Update the records below, swapping every "detection-mark" for "event-mark" and leaving everything else as it is.

Excerpted data:
____________________

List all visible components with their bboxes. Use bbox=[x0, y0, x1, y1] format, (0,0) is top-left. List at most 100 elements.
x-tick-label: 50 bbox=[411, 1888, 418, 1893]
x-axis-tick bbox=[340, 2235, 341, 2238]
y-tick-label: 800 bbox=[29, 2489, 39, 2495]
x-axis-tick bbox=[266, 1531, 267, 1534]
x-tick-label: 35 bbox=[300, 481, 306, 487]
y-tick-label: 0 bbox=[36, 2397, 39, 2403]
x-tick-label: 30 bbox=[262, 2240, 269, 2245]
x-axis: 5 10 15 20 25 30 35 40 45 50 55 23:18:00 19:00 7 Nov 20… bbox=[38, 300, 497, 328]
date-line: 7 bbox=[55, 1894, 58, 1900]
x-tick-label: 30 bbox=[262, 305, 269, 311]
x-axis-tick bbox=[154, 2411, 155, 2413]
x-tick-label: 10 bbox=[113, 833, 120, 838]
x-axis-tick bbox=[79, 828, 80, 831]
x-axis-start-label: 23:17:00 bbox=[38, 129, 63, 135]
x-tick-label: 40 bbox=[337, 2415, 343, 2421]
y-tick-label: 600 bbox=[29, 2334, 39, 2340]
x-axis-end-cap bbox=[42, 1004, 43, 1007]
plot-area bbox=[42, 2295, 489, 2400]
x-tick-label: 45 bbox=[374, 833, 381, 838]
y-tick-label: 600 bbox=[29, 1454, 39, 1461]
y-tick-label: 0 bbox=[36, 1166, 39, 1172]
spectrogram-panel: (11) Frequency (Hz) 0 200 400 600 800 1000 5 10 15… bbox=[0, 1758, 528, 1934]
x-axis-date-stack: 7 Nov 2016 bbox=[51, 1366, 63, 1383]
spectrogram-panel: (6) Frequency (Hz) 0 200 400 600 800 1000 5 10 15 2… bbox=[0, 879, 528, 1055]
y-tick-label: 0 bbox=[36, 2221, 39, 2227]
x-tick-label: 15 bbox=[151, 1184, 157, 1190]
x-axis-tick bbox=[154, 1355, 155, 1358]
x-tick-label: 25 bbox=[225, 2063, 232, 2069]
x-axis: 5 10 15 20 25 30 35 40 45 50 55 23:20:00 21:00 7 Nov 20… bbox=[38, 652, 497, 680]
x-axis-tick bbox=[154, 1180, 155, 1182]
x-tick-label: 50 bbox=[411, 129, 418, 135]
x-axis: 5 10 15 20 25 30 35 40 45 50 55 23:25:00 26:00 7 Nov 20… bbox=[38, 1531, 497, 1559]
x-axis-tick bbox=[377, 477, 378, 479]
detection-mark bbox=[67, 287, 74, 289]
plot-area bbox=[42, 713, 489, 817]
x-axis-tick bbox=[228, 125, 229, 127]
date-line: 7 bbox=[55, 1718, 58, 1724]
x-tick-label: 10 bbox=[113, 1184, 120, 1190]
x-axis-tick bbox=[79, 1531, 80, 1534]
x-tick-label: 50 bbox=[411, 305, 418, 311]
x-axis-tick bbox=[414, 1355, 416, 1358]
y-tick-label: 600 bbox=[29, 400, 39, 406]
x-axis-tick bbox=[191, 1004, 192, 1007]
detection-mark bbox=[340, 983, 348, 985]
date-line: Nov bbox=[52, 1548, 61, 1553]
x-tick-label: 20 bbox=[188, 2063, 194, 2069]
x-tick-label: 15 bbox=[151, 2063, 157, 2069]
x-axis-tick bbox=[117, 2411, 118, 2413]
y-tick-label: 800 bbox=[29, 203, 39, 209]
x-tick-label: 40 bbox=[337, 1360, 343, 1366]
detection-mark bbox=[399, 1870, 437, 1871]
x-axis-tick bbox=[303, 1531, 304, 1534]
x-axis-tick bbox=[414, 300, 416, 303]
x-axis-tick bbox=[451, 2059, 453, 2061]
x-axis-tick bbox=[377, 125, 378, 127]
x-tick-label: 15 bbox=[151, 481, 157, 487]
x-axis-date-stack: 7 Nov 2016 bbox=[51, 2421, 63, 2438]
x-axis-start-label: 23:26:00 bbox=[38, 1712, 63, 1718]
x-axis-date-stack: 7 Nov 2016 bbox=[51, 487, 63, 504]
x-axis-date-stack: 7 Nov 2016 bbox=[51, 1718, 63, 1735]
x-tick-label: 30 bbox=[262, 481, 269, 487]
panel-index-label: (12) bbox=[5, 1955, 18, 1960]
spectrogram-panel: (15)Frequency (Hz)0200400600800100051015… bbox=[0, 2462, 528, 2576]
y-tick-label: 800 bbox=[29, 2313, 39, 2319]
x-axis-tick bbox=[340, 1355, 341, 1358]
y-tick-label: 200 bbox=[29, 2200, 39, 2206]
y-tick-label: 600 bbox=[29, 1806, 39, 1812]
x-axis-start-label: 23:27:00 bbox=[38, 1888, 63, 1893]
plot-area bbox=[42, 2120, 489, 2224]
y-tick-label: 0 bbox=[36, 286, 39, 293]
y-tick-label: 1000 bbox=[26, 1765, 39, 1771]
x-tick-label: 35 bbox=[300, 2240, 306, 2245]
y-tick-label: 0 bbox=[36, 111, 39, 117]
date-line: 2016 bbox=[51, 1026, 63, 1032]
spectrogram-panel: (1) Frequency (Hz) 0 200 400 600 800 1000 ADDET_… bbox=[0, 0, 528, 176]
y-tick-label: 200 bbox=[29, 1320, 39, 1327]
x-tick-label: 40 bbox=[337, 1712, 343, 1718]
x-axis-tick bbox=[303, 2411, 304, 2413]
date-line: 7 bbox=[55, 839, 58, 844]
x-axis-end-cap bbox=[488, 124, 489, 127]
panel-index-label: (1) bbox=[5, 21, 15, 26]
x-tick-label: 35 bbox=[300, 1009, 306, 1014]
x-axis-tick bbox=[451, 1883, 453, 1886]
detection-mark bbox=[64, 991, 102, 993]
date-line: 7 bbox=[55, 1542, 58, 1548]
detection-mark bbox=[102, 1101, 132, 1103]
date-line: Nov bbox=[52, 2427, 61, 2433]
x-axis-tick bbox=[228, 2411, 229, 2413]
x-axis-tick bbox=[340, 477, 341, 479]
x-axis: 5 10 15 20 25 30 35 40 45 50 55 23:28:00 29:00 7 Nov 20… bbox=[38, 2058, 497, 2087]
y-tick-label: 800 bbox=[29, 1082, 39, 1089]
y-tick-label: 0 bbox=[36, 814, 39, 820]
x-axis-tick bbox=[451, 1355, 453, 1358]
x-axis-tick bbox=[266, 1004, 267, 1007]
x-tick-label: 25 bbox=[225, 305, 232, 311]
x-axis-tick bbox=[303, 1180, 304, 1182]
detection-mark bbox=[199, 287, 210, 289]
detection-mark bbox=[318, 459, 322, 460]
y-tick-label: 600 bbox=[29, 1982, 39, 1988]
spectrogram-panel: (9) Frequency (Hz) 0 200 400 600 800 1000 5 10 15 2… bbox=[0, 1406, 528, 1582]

____________________

Task solution:
List all visible components with their bboxes. Use bbox=[x0, y0, x1, y1] format, (0,0) is top-left. List at most 100 elements.
x-tick-label: 50 bbox=[411, 1888, 418, 1893]
x-axis-tick bbox=[340, 2235, 341, 2238]
y-tick-label: 800 bbox=[29, 2489, 39, 2495]
x-axis-tick bbox=[266, 1531, 267, 1534]
x-tick-label: 35 bbox=[300, 481, 306, 487]
y-tick-label: 0 bbox=[36, 2397, 39, 2403]
x-tick-label: 30 bbox=[262, 2240, 269, 2245]
x-axis: 5 10 15 20 25 30 35 40 45 50 55 23:18:00 19:00 7 Nov 20… bbox=[38, 300, 497, 328]
date-line: 7 bbox=[55, 1894, 58, 1900]
x-tick-label: 30 bbox=[262, 305, 269, 311]
x-axis-tick bbox=[154, 2411, 155, 2413]
x-tick-label: 10 bbox=[113, 833, 120, 838]
x-axis-tick bbox=[79, 828, 80, 831]
x-axis-start-label: 23:17:00 bbox=[38, 129, 63, 135]
x-tick-label: 40 bbox=[337, 2415, 343, 2421]
y-tick-label: 600 bbox=[29, 2334, 39, 2340]
x-axis-end-cap bbox=[42, 1004, 43, 1007]
plot-area bbox=[42, 2295, 489, 2400]
x-tick-label: 45 bbox=[374, 833, 381, 838]
y-tick-label: 600 bbox=[29, 1454, 39, 1461]
y-tick-label: 0 bbox=[36, 1166, 39, 1172]
spectrogram-panel: (11) Frequency (Hz) 0 200 400 600 800 1000 5 10 15… bbox=[0, 1758, 528, 1934]
x-axis-date-stack: 7 Nov 2016 bbox=[51, 1366, 63, 1383]
spectrogram-panel: (6) Frequency (Hz) 0 200 400 600 800 1000 5 10 15 2… bbox=[0, 879, 528, 1055]
y-tick-label: 0 bbox=[36, 2221, 39, 2227]
x-tick-label: 15 bbox=[151, 1184, 157, 1190]
x-axis-tick bbox=[154, 1355, 155, 1358]
x-tick-label: 25 bbox=[225, 2063, 232, 2069]
x-axis: 5 10 15 20 25 30 35 40 45 50 55 23:20:00 21:00 7 Nov 20… bbox=[38, 652, 497, 680]
x-axis-tick bbox=[154, 1180, 155, 1182]
x-tick-label: 50 bbox=[411, 129, 418, 135]
x-axis: 5 10 15 20 25 30 35 40 45 50 55 23:25:00 26:00 7 Nov 20… bbox=[38, 1531, 497, 1559]
x-axis-tick bbox=[377, 477, 378, 479]
event-mark bbox=[67, 287, 74, 289]
plot-area bbox=[42, 713, 489, 817]
x-axis-tick bbox=[228, 125, 229, 127]
date-line: 7 bbox=[55, 1718, 58, 1724]
x-tick-label: 10 bbox=[113, 1184, 120, 1190]
x-axis-tick bbox=[79, 1531, 80, 1534]
x-tick-label: 50 bbox=[411, 305, 418, 311]
x-axis-tick bbox=[414, 1355, 416, 1358]
y-tick-label: 600 bbox=[29, 400, 39, 406]
x-axis-tick bbox=[191, 1004, 192, 1007]
event-mark bbox=[340, 983, 348, 985]
date-line: Nov bbox=[52, 1548, 61, 1553]
x-tick-label: 20 bbox=[188, 2063, 194, 2069]
x-tick-label: 15 bbox=[151, 2063, 157, 2069]
x-axis-tick bbox=[117, 2411, 118, 2413]
y-tick-label: 800 bbox=[29, 203, 39, 209]
x-tick-label: 40 bbox=[337, 1360, 343, 1366]
event-mark bbox=[399, 1870, 437, 1871]
x-axis-tick bbox=[303, 1531, 304, 1534]
x-axis-tick bbox=[414, 300, 416, 303]
x-axis-tick bbox=[451, 2059, 453, 2061]
x-axis-tick bbox=[377, 125, 378, 127]
x-tick-label: 15 bbox=[151, 481, 157, 487]
x-axis-date-stack: 7 Nov 2016 bbox=[51, 2421, 63, 2438]
x-axis-start-label: 23:26:00 bbox=[38, 1712, 63, 1718]
x-axis-date-stack: 7 Nov 2016 bbox=[51, 487, 63, 504]
x-axis-date-stack: 7 Nov 2016 bbox=[51, 1718, 63, 1735]
x-tick-label: 30 bbox=[262, 481, 269, 487]
panel-index-label: (12) bbox=[5, 1955, 18, 1960]
spectrogram-panel: (15)Frequency (Hz)0200400600800100051015… bbox=[0, 2462, 528, 2576]
y-tick-label: 800 bbox=[29, 2313, 39, 2319]
x-axis-tick bbox=[340, 1355, 341, 1358]
y-tick-label: 200 bbox=[29, 2200, 39, 2206]
y-tick-label: 600 bbox=[29, 1806, 39, 1812]
x-axis-start-label: 23:27:00 bbox=[38, 1888, 63, 1893]
plot-area bbox=[42, 2120, 489, 2224]
y-tick-label: 0 bbox=[36, 286, 39, 293]
y-tick-label: 1000 bbox=[26, 1765, 39, 1771]
x-tick-label: 35 bbox=[300, 2240, 306, 2245]
y-tick-label: 0 bbox=[36, 111, 39, 117]
date-line: 2016 bbox=[51, 1026, 63, 1032]
spectrogram-panel: (1) Frequency (Hz) 0 200 400 600 800 1000 ADDET_… bbox=[0, 0, 528, 176]
y-tick-label: 200 bbox=[29, 1320, 39, 1327]
x-tick-label: 40 bbox=[337, 1712, 343, 1718]
x-axis-tick bbox=[303, 2411, 304, 2413]
date-line: 7 bbox=[55, 839, 58, 844]
x-axis-end-cap bbox=[488, 124, 489, 127]
panel-index-label: (1) bbox=[5, 21, 15, 26]
x-tick-label: 35 bbox=[300, 1009, 306, 1014]
x-axis-tick bbox=[451, 1883, 453, 1886]
event-mark bbox=[64, 991, 102, 993]
date-line: 7 bbox=[55, 1542, 58, 1548]
event-mark bbox=[102, 1101, 132, 1103]
date-line: Nov bbox=[52, 2427, 61, 2433]
x-axis-tick bbox=[228, 2411, 229, 2413]
x-axis-tick bbox=[340, 477, 341, 479]
x-axis: 5 10 15 20 25 30 35 40 45 50 55 23:28:00 29:00 7 Nov 20… bbox=[38, 2058, 497, 2087]
y-tick-label: 800 bbox=[29, 1082, 39, 1089]
y-tick-label: 0 bbox=[36, 814, 39, 820]
x-axis-tick bbox=[451, 1355, 453, 1358]
x-axis-tick bbox=[266, 1004, 267, 1007]
x-tick-label: 25 bbox=[225, 305, 232, 311]
x-axis-tick bbox=[303, 1180, 304, 1182]
event-mark bbox=[199, 287, 210, 289]
event-mark bbox=[318, 459, 322, 460]
y-tick-label: 600 bbox=[29, 1982, 39, 1988]
spectrogram-panel: (9) Frequency (Hz) 0 200 400 600 800 1000 5 10 15 2… bbox=[0, 1406, 528, 1582]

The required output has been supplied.